_PROBLEM_. Copy out the records in full, word for word, without pictures.

::: ENTRIES PROVIDED

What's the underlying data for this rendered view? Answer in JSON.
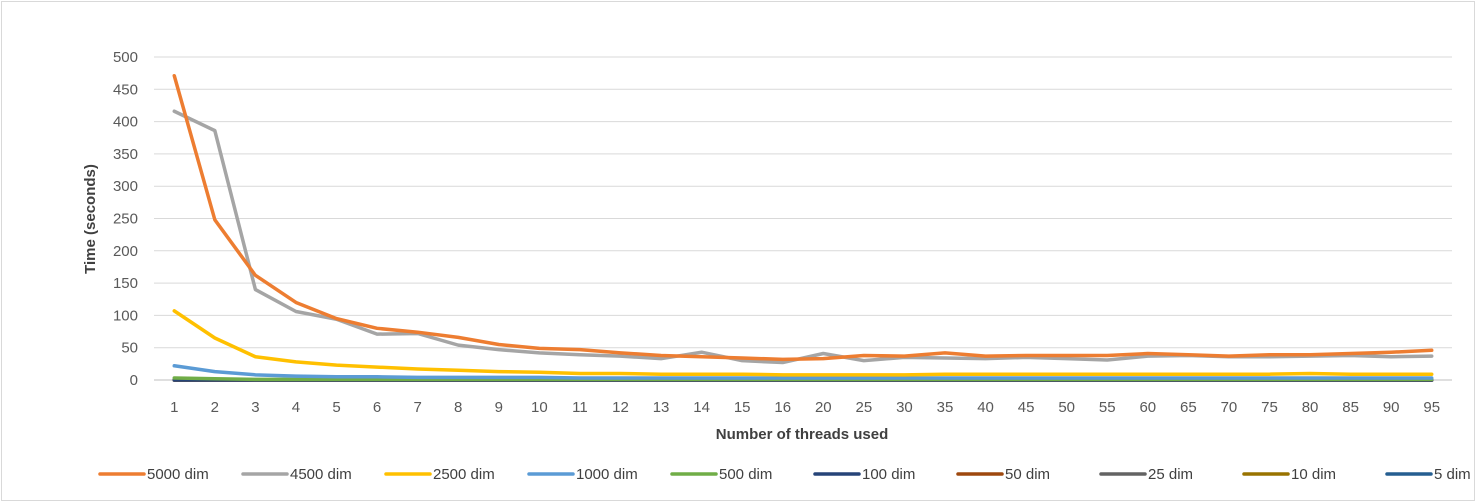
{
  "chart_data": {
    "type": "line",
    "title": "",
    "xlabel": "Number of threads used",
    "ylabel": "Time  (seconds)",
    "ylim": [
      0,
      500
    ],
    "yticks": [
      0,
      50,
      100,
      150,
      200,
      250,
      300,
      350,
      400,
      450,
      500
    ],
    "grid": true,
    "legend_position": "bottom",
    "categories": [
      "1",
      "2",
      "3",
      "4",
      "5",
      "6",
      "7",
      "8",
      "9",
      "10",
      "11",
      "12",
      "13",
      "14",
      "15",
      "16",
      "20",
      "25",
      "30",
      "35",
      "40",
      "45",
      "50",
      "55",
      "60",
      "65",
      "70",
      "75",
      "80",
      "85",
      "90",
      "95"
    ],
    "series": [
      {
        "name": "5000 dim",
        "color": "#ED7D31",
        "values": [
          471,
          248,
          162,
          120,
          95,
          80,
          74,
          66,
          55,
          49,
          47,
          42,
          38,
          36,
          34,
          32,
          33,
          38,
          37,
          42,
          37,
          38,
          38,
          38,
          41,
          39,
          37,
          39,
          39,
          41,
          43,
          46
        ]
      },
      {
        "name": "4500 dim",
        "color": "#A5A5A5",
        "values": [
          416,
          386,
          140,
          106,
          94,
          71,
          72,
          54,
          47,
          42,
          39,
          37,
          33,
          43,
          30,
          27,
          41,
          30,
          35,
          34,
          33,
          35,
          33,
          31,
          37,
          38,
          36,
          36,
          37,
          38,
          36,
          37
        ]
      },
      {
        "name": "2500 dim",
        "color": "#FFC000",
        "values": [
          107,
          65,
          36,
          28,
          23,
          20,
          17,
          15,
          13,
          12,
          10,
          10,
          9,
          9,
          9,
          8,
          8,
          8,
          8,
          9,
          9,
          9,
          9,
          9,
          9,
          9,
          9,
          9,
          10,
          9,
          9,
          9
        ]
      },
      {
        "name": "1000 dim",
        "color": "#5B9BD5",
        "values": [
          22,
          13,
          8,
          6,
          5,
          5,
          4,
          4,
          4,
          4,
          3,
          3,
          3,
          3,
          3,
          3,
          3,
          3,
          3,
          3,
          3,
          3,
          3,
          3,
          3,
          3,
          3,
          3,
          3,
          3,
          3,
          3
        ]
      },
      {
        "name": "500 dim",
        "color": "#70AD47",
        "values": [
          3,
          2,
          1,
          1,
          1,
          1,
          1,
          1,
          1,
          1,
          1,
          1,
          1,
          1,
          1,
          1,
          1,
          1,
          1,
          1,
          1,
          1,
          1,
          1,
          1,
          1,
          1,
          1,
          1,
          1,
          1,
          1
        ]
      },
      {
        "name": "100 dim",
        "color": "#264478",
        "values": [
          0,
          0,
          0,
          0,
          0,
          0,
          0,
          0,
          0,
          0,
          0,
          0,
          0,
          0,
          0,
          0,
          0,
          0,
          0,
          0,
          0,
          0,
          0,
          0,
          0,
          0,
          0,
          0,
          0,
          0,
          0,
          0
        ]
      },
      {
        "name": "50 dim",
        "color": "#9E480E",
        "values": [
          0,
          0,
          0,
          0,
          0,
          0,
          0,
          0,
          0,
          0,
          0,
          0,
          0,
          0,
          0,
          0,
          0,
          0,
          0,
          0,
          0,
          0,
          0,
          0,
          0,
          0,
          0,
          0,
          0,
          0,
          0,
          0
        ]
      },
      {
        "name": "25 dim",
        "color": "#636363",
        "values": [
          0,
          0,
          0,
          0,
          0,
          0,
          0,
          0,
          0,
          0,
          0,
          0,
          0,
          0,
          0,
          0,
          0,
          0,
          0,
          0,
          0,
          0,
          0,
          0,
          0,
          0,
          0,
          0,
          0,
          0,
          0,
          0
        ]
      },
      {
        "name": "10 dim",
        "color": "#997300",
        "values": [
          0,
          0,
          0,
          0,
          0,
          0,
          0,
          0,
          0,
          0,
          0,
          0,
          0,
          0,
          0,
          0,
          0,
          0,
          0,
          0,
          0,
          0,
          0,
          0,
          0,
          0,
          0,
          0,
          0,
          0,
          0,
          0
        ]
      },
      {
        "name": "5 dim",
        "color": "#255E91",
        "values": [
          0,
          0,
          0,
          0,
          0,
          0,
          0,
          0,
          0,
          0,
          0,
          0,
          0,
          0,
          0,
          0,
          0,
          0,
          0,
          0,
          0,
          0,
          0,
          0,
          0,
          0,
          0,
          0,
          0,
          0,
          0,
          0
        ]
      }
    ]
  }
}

::::::

_WRITTEN RESPONSE_.
What's the underlying data for this rendered view? Answer in JSON.
{
  "chart_data": {
    "type": "line",
    "title": "",
    "xlabel": "Number of threads used",
    "ylabel": "Time  (seconds)",
    "ylim": [
      0,
      500
    ],
    "yticks": [
      0,
      50,
      100,
      150,
      200,
      250,
      300,
      350,
      400,
      450,
      500
    ],
    "grid": true,
    "legend_position": "bottom",
    "categories": [
      "1",
      "2",
      "3",
      "4",
      "5",
      "6",
      "7",
      "8",
      "9",
      "10",
      "11",
      "12",
      "13",
      "14",
      "15",
      "16",
      "20",
      "25",
      "30",
      "35",
      "40",
      "45",
      "50",
      "55",
      "60",
      "65",
      "70",
      "75",
      "80",
      "85",
      "90",
      "95"
    ],
    "series": [
      {
        "name": "5000 dim",
        "color": "#ED7D31",
        "values": [
          471,
          248,
          162,
          120,
          95,
          80,
          74,
          66,
          55,
          49,
          47,
          42,
          38,
          36,
          34,
          32,
          33,
          38,
          37,
          42,
          37,
          38,
          38,
          38,
          41,
          39,
          37,
          39,
          39,
          41,
          43,
          46
        ]
      },
      {
        "name": "4500 dim",
        "color": "#A5A5A5",
        "values": [
          416,
          386,
          140,
          106,
          94,
          71,
          72,
          54,
          47,
          42,
          39,
          37,
          33,
          43,
          30,
          27,
          41,
          30,
          35,
          34,
          33,
          35,
          33,
          31,
          37,
          38,
          36,
          36,
          37,
          38,
          36,
          37
        ]
      },
      {
        "name": "2500 dim",
        "color": "#FFC000",
        "values": [
          107,
          65,
          36,
          28,
          23,
          20,
          17,
          15,
          13,
          12,
          10,
          10,
          9,
          9,
          9,
          8,
          8,
          8,
          8,
          9,
          9,
          9,
          9,
          9,
          9,
          9,
          9,
          9,
          10,
          9,
          9,
          9
        ]
      },
      {
        "name": "1000 dim",
        "color": "#5B9BD5",
        "values": [
          22,
          13,
          8,
          6,
          5,
          5,
          4,
          4,
          4,
          4,
          3,
          3,
          3,
          3,
          3,
          3,
          3,
          3,
          3,
          3,
          3,
          3,
          3,
          3,
          3,
          3,
          3,
          3,
          3,
          3,
          3,
          3
        ]
      },
      {
        "name": "500 dim",
        "color": "#70AD47",
        "values": [
          3,
          2,
          1,
          1,
          1,
          1,
          1,
          1,
          1,
          1,
          1,
          1,
          1,
          1,
          1,
          1,
          1,
          1,
          1,
          1,
          1,
          1,
          1,
          1,
          1,
          1,
          1,
          1,
          1,
          1,
          1,
          1
        ]
      },
      {
        "name": "100 dim",
        "color": "#264478",
        "values": [
          0,
          0,
          0,
          0,
          0,
          0,
          0,
          0,
          0,
          0,
          0,
          0,
          0,
          0,
          0,
          0,
          0,
          0,
          0,
          0,
          0,
          0,
          0,
          0,
          0,
          0,
          0,
          0,
          0,
          0,
          0,
          0
        ]
      },
      {
        "name": "50 dim",
        "color": "#9E480E",
        "values": [
          0,
          0,
          0,
          0,
          0,
          0,
          0,
          0,
          0,
          0,
          0,
          0,
          0,
          0,
          0,
          0,
          0,
          0,
          0,
          0,
          0,
          0,
          0,
          0,
          0,
          0,
          0,
          0,
          0,
          0,
          0,
          0
        ]
      },
      {
        "name": "25 dim",
        "color": "#636363",
        "values": [
          0,
          0,
          0,
          0,
          0,
          0,
          0,
          0,
          0,
          0,
          0,
          0,
          0,
          0,
          0,
          0,
          0,
          0,
          0,
          0,
          0,
          0,
          0,
          0,
          0,
          0,
          0,
          0,
          0,
          0,
          0,
          0
        ]
      },
      {
        "name": "10 dim",
        "color": "#997300",
        "values": [
          0,
          0,
          0,
          0,
          0,
          0,
          0,
          0,
          0,
          0,
          0,
          0,
          0,
          0,
          0,
          0,
          0,
          0,
          0,
          0,
          0,
          0,
          0,
          0,
          0,
          0,
          0,
          0,
          0,
          0,
          0,
          0
        ]
      },
      {
        "name": "5 dim",
        "color": "#255E91",
        "values": [
          0,
          0,
          0,
          0,
          0,
          0,
          0,
          0,
          0,
          0,
          0,
          0,
          0,
          0,
          0,
          0,
          0,
          0,
          0,
          0,
          0,
          0,
          0,
          0,
          0,
          0,
          0,
          0,
          0,
          0,
          0,
          0
        ]
      }
    ]
  }
}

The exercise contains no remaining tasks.